EXTRACT TO READ >>
A year ago, TigerBlog had this to say about Thanksgiving:
As holidays go, you can't do much better than Thanksgiving. It's got it all, really: a huge meal (with turkey, no less), football, family, history (dates back to 1621), start of a four-day weekend for most people, leftovers. It's even a secular holiday, so every American can dive right in, regardless of religion.
TigerBlog attended many Manalapan-Marlboro Thanksgiving games a long, long time ago. The Lions and the Cowboys, obviously, always play at home on Thanksgiving, and the NFL has now added a third game (maybe a little too much). Beyond watching football, how many out there have played their own Thanksgiving football games, all of which, by the way, are named "the Turkey Bowl?"
The holiday may lag behind Christmas in terms of great Hollywood movies, and "A Charlie Brown Thanksgiving" is no match for "A Charlie Brown Christmas" or "It's the Great Pumpkin, Charlie Brown." Still, there are some great moments in movies and TV shows around Thanksgiving.
Rocky and Adrian had their first date on Thanksgiving – "To you it's Thanksgiving; to me it's Thursday," Rocky said romantically – as did Meadow and Jackie Jr. on "The Sopranos" (it didn't quite work out as well as it did for Rocky and Adrian). "Everybody Loves Raymond" had two pretty good Thanksgiving episodes, the one where Marie makes a low-fat dinner and the one where Debra makes fish instead of turkey. As an aside, TigerBlog's Aunt Regina once made Cornish game hens instead of turkey, so he knows how they all felt. And of course, there was the Thanksgiving episode of "Cheers," which has the big food fight at the end.
The Woody Allen movie "Hannah and Her Sisters" starts and ends on two different Thanksgivings. "Miracle on 34th Street" is a Christmas movie, but it does start with the Thanksgiving parade in New York City.
And of course, there is the best of all Thanksgiving movies: "Planes, Trains and Automobiles." It'll make you laugh a lot and cry a little, and it ends on Thanksgiving.
Now, 52 weeks to the day later, TB started out to write about Thanksgiving again, and he would have basically come up with the same stuff word-for-word that he wrote last year, so he figured he'd do a little copy-and-paste and then add something like:
If the day you pay your income taxes or something like that is the worst annual day of the year, then Thanksgiving has to be in the top three or so, along with your birthday and Christmas or something else.

(Page layout parsing data)
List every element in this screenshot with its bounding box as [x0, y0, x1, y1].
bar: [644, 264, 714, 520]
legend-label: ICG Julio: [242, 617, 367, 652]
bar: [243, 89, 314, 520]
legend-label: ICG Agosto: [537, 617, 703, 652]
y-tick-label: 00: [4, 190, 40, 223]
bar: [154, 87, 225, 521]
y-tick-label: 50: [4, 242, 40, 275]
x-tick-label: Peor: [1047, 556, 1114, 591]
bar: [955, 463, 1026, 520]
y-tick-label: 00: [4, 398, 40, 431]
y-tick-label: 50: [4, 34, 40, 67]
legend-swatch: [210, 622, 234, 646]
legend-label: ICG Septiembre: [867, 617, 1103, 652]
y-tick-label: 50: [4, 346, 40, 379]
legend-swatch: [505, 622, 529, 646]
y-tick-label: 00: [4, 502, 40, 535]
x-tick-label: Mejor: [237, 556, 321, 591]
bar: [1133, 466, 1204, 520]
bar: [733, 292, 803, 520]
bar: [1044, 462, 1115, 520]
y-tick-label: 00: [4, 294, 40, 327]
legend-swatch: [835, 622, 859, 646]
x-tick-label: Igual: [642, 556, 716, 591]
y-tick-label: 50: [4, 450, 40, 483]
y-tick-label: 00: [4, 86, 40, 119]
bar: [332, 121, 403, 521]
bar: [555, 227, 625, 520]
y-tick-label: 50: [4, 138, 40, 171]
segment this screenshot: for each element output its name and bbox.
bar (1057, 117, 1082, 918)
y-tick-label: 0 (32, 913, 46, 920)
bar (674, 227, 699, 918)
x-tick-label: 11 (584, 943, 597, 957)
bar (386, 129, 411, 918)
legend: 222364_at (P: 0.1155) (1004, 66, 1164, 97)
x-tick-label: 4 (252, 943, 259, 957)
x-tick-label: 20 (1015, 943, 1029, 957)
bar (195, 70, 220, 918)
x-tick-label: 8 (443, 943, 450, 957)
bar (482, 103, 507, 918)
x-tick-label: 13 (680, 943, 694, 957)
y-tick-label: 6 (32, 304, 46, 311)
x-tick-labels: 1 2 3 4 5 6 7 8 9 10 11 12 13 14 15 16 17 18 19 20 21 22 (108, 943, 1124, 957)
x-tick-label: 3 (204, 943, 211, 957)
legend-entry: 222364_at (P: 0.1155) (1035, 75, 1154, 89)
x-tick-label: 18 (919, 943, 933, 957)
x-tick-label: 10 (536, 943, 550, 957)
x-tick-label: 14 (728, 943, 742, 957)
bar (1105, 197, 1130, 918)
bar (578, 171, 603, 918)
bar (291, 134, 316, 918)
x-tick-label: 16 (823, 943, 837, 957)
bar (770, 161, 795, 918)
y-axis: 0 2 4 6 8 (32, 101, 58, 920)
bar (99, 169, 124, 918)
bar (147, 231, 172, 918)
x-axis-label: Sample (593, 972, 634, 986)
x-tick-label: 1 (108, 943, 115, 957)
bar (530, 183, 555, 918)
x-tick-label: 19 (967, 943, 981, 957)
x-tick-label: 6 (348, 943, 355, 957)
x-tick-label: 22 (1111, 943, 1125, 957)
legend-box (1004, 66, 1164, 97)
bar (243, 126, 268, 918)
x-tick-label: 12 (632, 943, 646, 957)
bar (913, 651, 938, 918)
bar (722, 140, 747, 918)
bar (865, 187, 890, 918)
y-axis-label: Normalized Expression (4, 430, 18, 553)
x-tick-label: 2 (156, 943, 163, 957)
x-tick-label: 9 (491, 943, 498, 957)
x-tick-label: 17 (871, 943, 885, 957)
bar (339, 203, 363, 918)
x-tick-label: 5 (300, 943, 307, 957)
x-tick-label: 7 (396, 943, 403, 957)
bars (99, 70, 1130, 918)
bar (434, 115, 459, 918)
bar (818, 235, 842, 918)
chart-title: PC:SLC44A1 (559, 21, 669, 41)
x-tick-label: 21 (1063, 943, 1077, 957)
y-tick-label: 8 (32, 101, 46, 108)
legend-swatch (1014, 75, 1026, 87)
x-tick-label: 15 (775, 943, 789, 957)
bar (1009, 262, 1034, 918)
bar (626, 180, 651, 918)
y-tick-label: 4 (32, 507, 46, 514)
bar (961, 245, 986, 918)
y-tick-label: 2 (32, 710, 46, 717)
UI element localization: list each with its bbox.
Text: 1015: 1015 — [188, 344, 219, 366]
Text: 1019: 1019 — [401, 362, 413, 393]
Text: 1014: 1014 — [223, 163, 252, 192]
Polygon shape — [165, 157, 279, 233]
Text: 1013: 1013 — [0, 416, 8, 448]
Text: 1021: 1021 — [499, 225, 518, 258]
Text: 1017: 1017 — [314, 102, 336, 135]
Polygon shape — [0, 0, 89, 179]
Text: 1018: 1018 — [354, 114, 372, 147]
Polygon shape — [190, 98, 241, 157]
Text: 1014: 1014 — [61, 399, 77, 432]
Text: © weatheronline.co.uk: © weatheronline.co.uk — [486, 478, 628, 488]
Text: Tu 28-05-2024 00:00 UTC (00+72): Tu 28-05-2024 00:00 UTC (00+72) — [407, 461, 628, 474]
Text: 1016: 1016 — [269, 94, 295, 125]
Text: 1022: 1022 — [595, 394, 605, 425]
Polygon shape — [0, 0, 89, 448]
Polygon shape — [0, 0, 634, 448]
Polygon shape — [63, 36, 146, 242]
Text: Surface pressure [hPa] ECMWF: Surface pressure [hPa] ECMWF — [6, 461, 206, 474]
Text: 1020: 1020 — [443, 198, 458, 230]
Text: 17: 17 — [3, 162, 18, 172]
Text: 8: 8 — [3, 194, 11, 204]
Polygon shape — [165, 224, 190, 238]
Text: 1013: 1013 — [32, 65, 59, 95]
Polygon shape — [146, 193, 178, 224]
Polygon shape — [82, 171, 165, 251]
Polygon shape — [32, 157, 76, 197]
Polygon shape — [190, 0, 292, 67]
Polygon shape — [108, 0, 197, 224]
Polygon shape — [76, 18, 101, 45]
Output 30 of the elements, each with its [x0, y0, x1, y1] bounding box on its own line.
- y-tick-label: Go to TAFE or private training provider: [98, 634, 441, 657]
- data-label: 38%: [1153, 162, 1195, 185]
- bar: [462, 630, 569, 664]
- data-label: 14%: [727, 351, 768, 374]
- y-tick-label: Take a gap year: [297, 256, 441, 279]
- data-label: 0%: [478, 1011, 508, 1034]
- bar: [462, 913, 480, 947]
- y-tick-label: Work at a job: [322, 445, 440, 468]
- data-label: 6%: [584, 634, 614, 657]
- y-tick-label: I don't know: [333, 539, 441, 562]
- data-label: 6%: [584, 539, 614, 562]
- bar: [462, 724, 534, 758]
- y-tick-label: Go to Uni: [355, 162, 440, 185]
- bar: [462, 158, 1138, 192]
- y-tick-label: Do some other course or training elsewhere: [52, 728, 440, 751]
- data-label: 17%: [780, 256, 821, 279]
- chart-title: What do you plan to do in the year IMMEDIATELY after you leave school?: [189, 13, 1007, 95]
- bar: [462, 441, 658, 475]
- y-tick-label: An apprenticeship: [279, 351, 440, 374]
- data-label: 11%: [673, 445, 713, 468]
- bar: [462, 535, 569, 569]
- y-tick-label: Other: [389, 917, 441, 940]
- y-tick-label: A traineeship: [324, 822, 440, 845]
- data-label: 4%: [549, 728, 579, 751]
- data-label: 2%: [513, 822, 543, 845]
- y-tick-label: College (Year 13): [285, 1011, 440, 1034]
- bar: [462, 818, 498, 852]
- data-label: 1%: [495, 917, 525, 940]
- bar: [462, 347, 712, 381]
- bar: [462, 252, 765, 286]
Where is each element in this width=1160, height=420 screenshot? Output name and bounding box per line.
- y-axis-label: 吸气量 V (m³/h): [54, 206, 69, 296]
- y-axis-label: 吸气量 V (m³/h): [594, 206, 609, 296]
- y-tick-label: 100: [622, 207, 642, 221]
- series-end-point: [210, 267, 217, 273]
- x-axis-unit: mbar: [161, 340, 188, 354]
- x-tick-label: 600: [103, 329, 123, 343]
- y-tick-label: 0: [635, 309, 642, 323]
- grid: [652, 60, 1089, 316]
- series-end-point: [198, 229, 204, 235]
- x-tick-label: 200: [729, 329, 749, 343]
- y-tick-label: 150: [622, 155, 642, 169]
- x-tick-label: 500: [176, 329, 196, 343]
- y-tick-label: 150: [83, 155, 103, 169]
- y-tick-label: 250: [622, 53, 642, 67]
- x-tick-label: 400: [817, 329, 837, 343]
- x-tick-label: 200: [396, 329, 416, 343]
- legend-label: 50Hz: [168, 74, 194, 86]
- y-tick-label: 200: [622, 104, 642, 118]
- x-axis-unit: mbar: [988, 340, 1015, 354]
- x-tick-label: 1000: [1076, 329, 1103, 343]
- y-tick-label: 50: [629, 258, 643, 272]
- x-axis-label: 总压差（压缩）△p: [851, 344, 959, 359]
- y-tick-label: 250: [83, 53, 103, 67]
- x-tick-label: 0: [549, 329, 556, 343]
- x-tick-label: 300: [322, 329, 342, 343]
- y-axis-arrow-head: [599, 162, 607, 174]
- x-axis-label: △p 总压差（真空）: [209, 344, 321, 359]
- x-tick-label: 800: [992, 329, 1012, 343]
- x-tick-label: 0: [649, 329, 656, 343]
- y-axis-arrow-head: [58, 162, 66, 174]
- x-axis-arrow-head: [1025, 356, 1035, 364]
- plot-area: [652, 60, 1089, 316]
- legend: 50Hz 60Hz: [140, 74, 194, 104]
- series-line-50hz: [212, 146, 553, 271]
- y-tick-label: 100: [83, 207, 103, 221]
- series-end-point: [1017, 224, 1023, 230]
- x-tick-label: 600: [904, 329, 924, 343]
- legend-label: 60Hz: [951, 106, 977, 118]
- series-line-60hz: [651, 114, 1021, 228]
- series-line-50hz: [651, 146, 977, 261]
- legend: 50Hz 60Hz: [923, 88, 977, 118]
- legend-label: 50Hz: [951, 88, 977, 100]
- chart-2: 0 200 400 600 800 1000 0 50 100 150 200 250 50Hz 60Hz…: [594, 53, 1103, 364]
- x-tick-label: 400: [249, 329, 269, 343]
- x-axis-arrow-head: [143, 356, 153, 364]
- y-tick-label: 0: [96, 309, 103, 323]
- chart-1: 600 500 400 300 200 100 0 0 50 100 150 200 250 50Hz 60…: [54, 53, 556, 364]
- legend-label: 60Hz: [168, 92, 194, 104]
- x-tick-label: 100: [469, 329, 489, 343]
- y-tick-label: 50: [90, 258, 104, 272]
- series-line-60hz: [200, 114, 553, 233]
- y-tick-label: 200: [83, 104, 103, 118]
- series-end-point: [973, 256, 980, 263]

PARTS OF THE EXERCISE >>
1. According to the Thanksgiving blog post, why did TigerBlog copy and paste last year's writing? Answer in one to three sentences.
2. Carry the Thanksgiving blog post forward from its final sentence.

TASK ANSWERS >>
1. When he sat down to write about Thanksgiving again 52 weeks later, he would have come up with basically the same material, word-for-word, that he had written the year before. So he figured he would copy and paste it and then add something new.

2.
Unless your birthday happens to fall on Thanksgiving, as is the case this year with Stephanie Sutton in the ticket office, who celebrates a big one tomorrow.
Stephanie has worked in the ticket office since just before TigerBlog started covering Tiger athletics. Strictly guessing, she's probably sold around two million tickets for Princeton events.
Every now and then, TigerBlog touches on the theme that Princeton Athletics has a large number of behind-the-scenes people who never get any recognition for their efforts and who don't seek any out. At the same time, Princeton would not be able to field teams and put on events without these people, who work not with any specific teams but rather for the entire athletic department as a whole.
If you come to a game here, you've already dealt with Stephanie or Clare Baxter or Dee Vertucci from the ticket office and probably didn't realize it.
As you watch the game, you see the work of people like Jon Kurian, Ryan Yurko and Phyllis Chase from the business office, Clif Perry, Gary Audet and Gary Mosely from the equipment staff, Brad Cabral, Garfield Brown, Matt Conti, Jay Hulick, Jeff Madill, Paul Merrow, Elysee Nicolas and Jim Ogden on the grounds crew, Greg Paczkowski in aquatics and technology, Mike McLaughlin in aquatics, Dan Joyce in information technology, Adlay Bugg in schdeduling, Craig Sachson, Kristy McNeil, Yariv Amir and Andrew Borders in communications, Scott Jurgens in marketing, Nancy Donigan in awards/compliance, Rob Hayden and Marie Muhvic in fundraising, David Santoro in operations.
The event staff itself? It's just two people - Karen Malec and Steve Kanaby.
You know the name Gary Walters well, but his administrative staff includes less familiar names like Erin McDermott, Inge Radice, Anthony Archbald, Jeff Graydon, Kim Meszaros, Chris Brock, Kelly Widener and Kellie Staples.
Considering that Princeton fields 38 varsity teams with around 1,000 athletes who compete in more than 600 intercollegiate contests a year both on this campus and around the country, that's not a big staff at all.
They're a hard-working dedicated group, and every Princeton coach is the beneficiary of what they do.
TigerBlog is thankful for a great many things this Thanksgiving.
The opportunity to work with this group of people is one of them.